# Problem
Set down each entry exactly as given; pictures should not appear in the copy.

# Entries
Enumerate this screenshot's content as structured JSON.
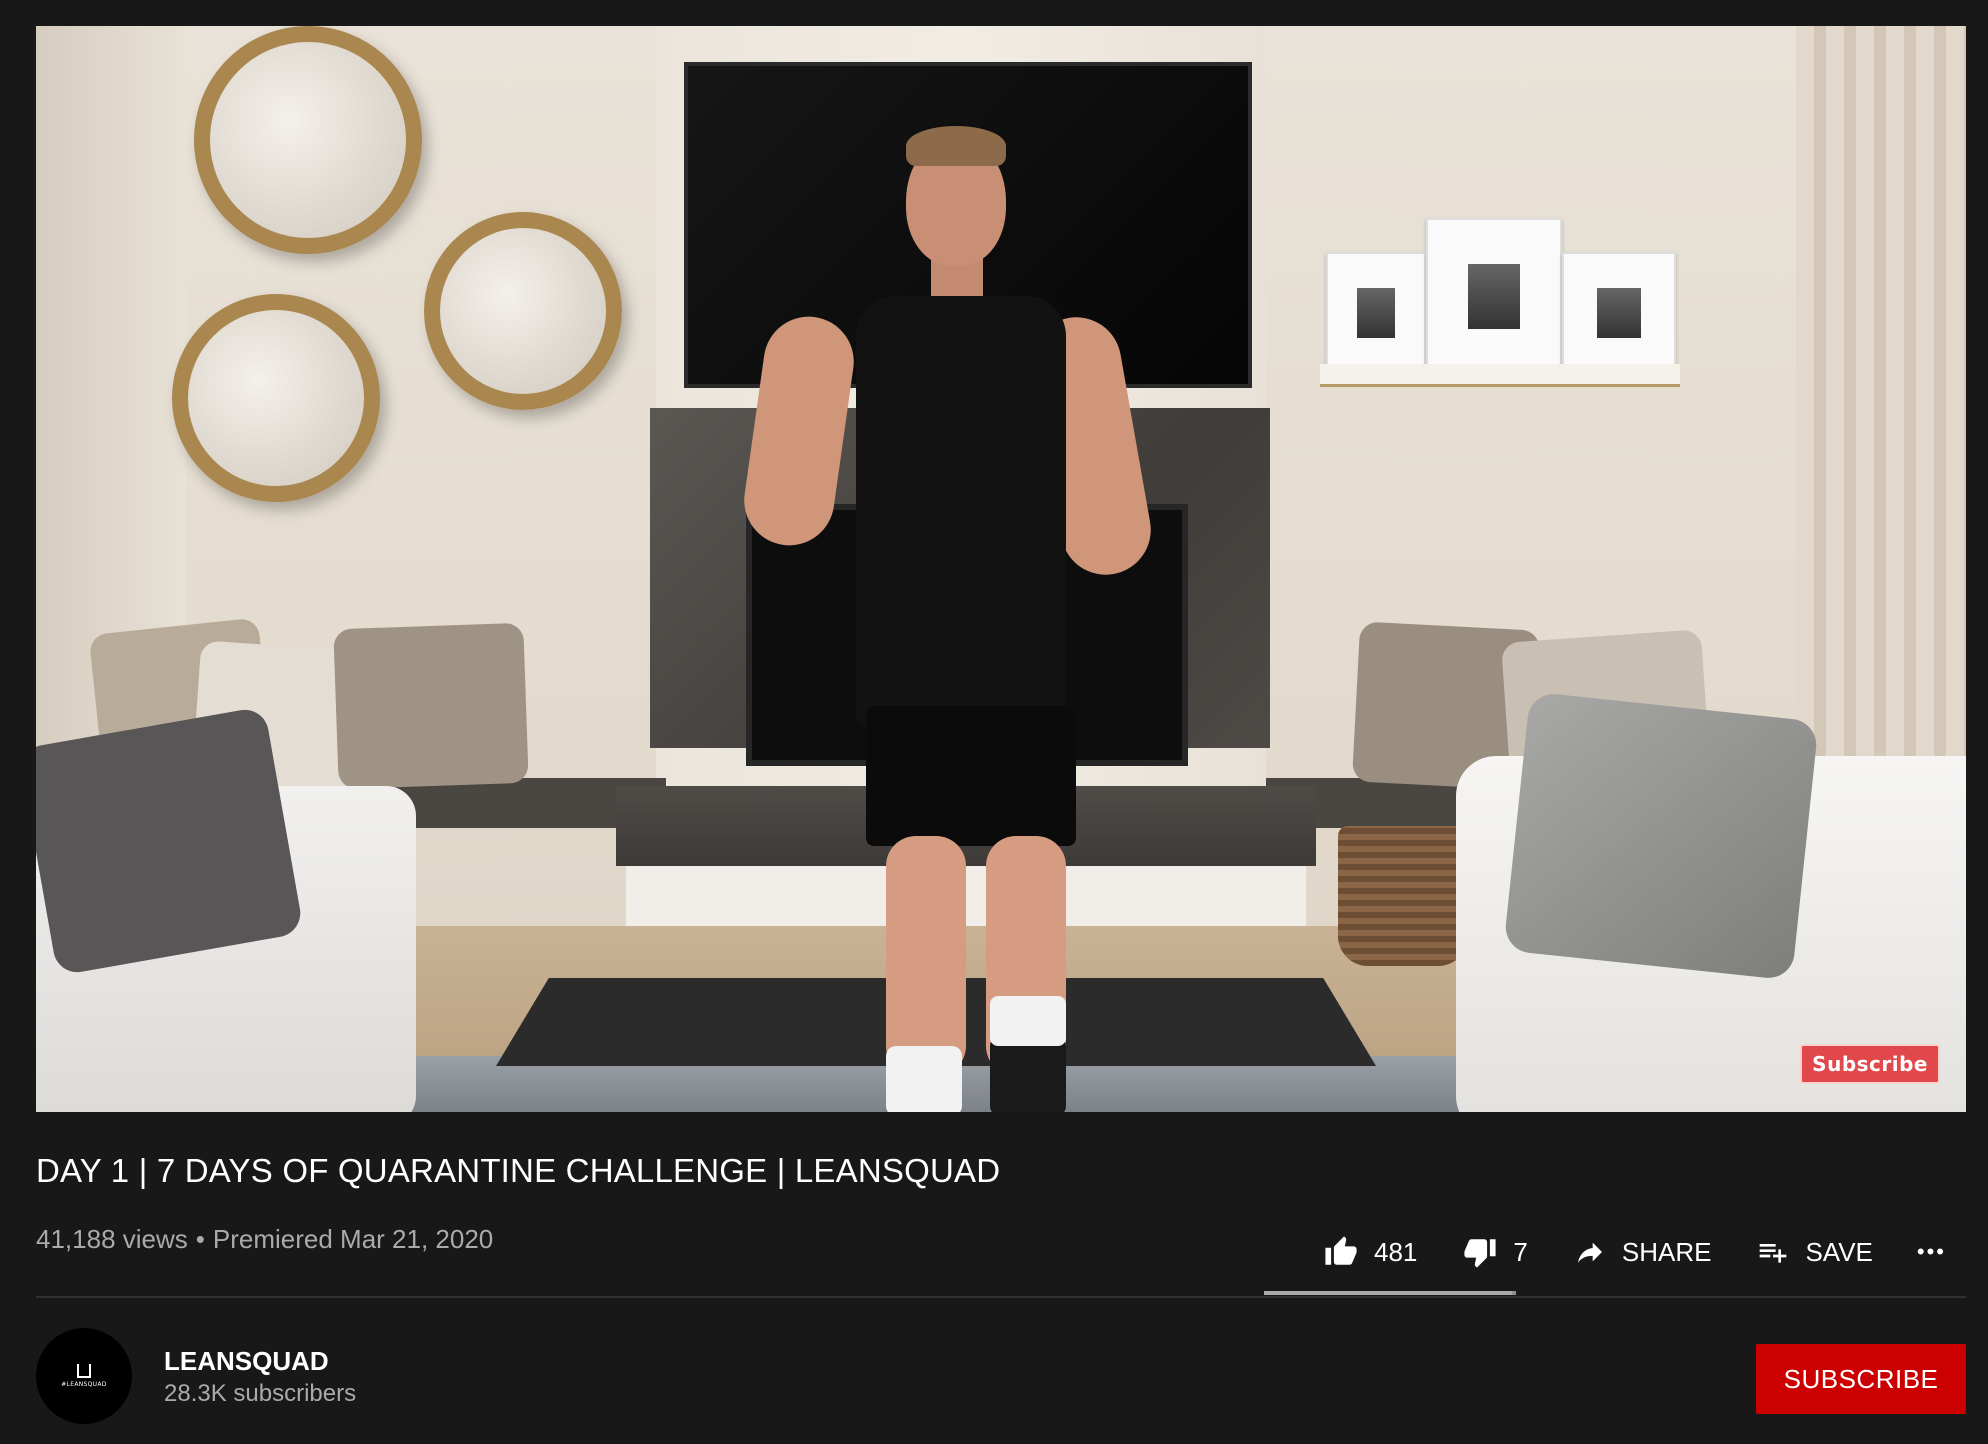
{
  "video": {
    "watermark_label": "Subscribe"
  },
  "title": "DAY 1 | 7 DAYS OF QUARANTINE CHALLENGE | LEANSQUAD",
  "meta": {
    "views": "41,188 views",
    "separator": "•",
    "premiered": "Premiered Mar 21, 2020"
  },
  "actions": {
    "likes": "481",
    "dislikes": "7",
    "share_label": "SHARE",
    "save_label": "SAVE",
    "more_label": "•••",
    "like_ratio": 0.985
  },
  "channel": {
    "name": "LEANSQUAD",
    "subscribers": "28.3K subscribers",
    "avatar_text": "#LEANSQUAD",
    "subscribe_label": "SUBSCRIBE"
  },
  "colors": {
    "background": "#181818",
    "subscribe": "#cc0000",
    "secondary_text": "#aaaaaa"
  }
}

# The reply
Enumerate this screenshot's content as structured JSON.
{
  "video": {
    "watermark_label": "Subscribe"
  },
  "title": "DAY 1 | 7 DAYS OF QUARANTINE CHALLENGE | LEANSQUAD",
  "meta": {
    "views": "41,188 views",
    "separator": "•",
    "premiered": "Premiered Mar 21, 2020"
  },
  "actions": {
    "likes": "481",
    "dislikes": "7",
    "share_label": "SHARE",
    "save_label": "SAVE",
    "more_label": "•••",
    "like_ratio": 0.985
  },
  "channel": {
    "name": "LEANSQUAD",
    "subscribers": "28.3K subscribers",
    "avatar_text": "#LEANSQUAD",
    "subscribe_label": "SUBSCRIBE"
  },
  "colors": {
    "background": "#181818",
    "subscribe": "#cc0000",
    "secondary_text": "#aaaaaa"
  }
}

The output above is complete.